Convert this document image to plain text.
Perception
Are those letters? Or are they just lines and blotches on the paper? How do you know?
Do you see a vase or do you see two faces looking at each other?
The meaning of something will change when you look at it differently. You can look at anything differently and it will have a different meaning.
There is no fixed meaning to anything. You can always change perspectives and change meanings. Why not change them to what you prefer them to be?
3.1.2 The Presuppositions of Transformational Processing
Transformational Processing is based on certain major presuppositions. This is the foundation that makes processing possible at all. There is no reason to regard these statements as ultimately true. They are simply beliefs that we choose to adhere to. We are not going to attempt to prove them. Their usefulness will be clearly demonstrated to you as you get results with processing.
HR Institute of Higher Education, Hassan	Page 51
..........
• **Aim of the task**
Count the lines that include the word "anything" and state the result as a bare number.

• **Response below**
2